→ **Given problem**
Provide an exact reproduction of every entry.

→ **Records supplied**

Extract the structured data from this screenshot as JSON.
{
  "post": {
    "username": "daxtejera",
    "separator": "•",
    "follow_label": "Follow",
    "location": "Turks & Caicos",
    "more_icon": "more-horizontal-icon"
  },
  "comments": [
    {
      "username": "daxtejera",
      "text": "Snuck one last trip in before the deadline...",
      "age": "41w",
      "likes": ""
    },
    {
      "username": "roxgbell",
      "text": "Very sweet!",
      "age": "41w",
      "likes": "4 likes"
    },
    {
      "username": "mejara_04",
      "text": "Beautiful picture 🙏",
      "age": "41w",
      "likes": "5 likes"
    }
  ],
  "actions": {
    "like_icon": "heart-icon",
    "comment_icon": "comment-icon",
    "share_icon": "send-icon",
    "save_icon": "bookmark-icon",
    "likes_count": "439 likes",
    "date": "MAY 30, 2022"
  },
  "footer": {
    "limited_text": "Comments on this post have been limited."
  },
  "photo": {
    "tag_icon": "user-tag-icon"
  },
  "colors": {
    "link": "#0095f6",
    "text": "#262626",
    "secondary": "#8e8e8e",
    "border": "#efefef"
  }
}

→ **Exercise answer**
Extract the structured data from this screenshot as JSON.
{
  "post": {
    "username": "daxtejera",
    "separator": "•",
    "follow_label": "Follow",
    "location": "Turks & Caicos",
    "more_icon": "more-horizontal-icon"
  },
  "comments": [
    {
      "username": "daxtejera",
      "text": "Snuck one last trip in before the deadline...",
      "age": "41w",
      "likes": ""
    },
    {
      "username": "roxgbell",
      "text": "Very sweet!",
      "age": "41w",
      "likes": "4 likes"
    },
    {
      "username": "mejara_04",
      "text": "Beautiful picture 🙏",
      "age": "41w",
      "likes": "5 likes"
    }
  ],
  "actions": {
    "like_icon": "heart-icon",
    "comment_icon": "comment-icon",
    "share_icon": "send-icon",
    "save_icon": "bookmark-icon",
    "likes_count": "439 likes",
    "date": "MAY 30, 2022"
  },
  "footer": {
    "limited_text": "Comments on this post have been limited."
  },
  "photo": {
    "tag_icon": "user-tag-icon"
  },
  "colors": {
    "link": "#0095f6",
    "text": "#262626",
    "secondary": "#8e8e8e",
    "border": "#efefef"
  }
}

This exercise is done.